(Instructions to follow):
Return the whole listing, line for line, without the pictures in it.

(Extracted records)
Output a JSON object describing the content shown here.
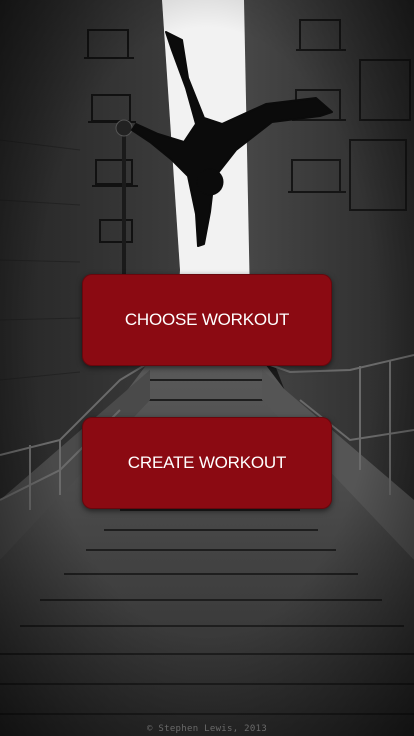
{
  "screen": {
    "background_image": "silhouette-of-person-handstand-over-city-alley-staircase"
  },
  "menu": {
    "choose_workout_label": "CHOOSE WORKOUT",
    "create_workout_label": "CREATE WORKOUT"
  },
  "footer": {
    "photo_credit": "© Stephen Lewis, 2013"
  },
  "colors": {
    "button_fill": "#8b0a12",
    "button_text": "#ffffff",
    "sky": "#f2f2f2"
  }
}
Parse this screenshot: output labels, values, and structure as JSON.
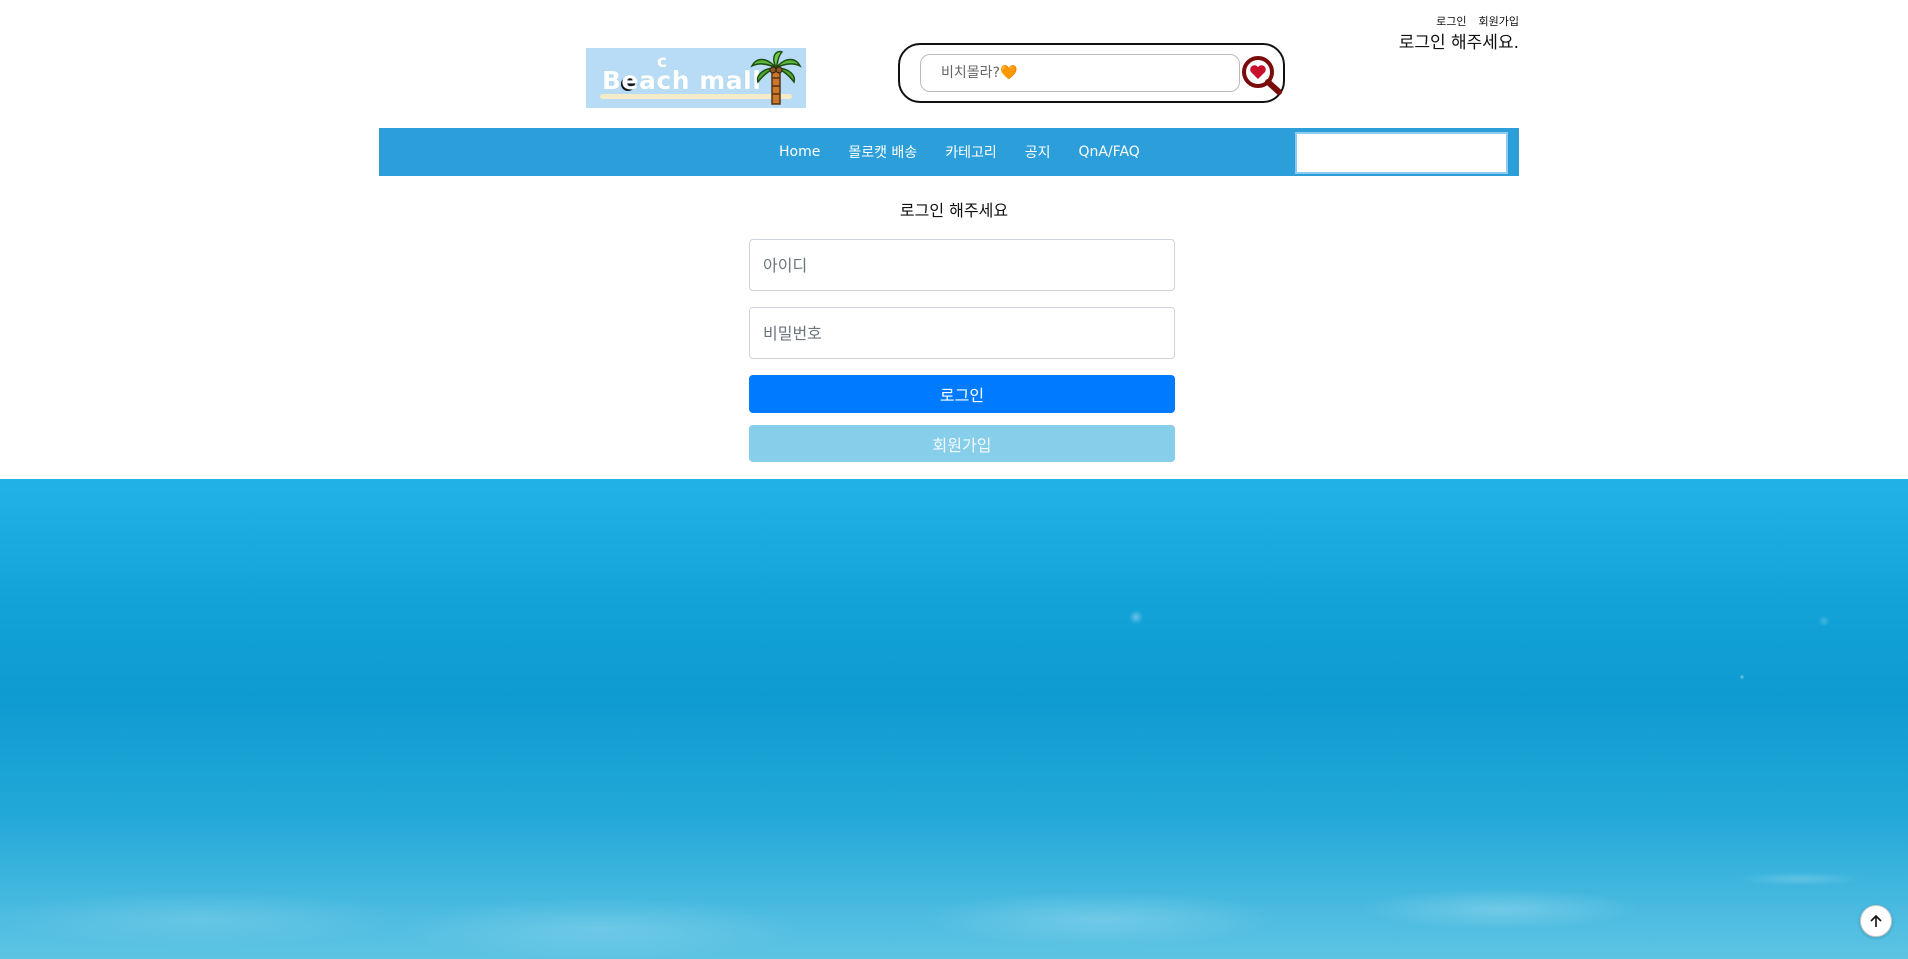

(Written reply):
Output a JSON object describing the content shown here.
{
  "screen": {
    "background_image": "silhouette-of-person-handstand-over-city-alley-staircase"
  },
  "menu": {
    "choose_workout_label": "CHOOSE WORKOUT",
    "create_workout_label": "CREATE WORKOUT"
  },
  "footer": {
    "photo_credit": "© Stephen Lewis, 2013"
  },
  "colors": {
    "button_fill": "#8b0a12",
    "button_text": "#ffffff",
    "sky": "#f2f2f2"
  }
}
Parse this screenshot: output labels, values, and structure as JSON.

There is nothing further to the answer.